Written exercise — Go through the entries below and write each one out exactly.
-- START Given records --
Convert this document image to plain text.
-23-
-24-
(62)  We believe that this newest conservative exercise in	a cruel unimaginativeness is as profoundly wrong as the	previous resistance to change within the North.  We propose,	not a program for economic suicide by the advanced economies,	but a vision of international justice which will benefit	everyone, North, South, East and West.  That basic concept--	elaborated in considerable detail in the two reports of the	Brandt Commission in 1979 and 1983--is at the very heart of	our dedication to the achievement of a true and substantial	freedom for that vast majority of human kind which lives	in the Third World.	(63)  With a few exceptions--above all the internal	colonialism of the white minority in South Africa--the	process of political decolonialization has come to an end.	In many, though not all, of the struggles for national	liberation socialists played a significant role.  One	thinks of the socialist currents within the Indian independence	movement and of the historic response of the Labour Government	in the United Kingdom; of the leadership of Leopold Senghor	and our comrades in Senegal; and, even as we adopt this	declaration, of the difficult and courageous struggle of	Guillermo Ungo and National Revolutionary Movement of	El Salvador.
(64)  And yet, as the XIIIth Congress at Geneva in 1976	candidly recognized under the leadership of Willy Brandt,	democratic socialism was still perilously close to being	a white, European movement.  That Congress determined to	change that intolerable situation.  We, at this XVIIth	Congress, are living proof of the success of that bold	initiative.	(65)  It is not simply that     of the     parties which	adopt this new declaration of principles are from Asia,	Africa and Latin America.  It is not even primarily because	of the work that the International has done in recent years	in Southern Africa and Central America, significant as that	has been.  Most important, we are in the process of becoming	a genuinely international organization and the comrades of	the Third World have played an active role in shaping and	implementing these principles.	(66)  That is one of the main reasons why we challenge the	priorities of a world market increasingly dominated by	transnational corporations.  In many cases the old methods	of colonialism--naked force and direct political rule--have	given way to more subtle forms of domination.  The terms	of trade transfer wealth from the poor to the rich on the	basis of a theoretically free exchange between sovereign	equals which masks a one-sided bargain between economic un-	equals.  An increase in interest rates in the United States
-- END Given records --
Exercise answer —
Convert this document image to plain text.
-23-
-24-
(62)  We believe that this newest conservative exercise in	a cruel unimaginativeness is as profoundly wrong as the	previous resistance to change within the North.  We propose,	not a program for economic suicide by the advanced economies,	but a vision of international justice which will benefit	everyone, North, South, East and West.  That basic concept--	elaborated in considerable detail in the two reports of the	Brandt Commission in 1979 and 1983--is at the very heart of	our dedication to the achievement of a true and substantial	freedom for that vast majority of human kind which lives	in the Third World.	(63)  With a few exceptions--above all the internal	colonialism of the white minority in South Africa--the	process of political decolonialization has come to an end.	In many, though not all, of the struggles for national	liberation socialists played a significant role.  One	thinks of the socialist currents within the Indian independence	movement and of the historic response of the Labour Government	in the United Kingdom; of the leadership of Leopold Senghor	and our comrades in Senegal; and, even as we adopt this	declaration, of the difficult and courageous struggle of	Guillermo Ungo and National Revolutionary Movement of	El Salvador.
(64)  And yet, as the XIIIth Congress at Geneva in 1976	candidly recognized under the leadership of Willy Brandt,	democratic socialism was still perilously close to being	a white, European movement.  That Congress determined to	change that intolerable situation.  We, at this XVIIth	Congress, are living proof of the success of that bold	initiative.	(65)  It is not simply that     of the     parties which	adopt this new declaration of principles are from Asia,	Africa and Latin America.  It is not even primarily because	of the work that the International has done in recent years	in Southern Africa and Central America, significant as that	has been.  Most important, we are in the process of becoming	a genuinely international organization and the comrades of	the Third World have played an active role in shaping and	implementing these principles.	(66)  That is one of the main reasons why we challenge the	priorities of a world market increasingly dominated by	transnational corporations.  In many cases the old methods	of colonialism--naked force and direct political rule--have	given way to more subtle forms of domination.  The terms	of trade transfer wealth from the poor to the rich on the	basis of a theoretically free exchange between sovereign	equals which masks a one-sided bargain between economic un-	equals.  An increase in interest rates in the United States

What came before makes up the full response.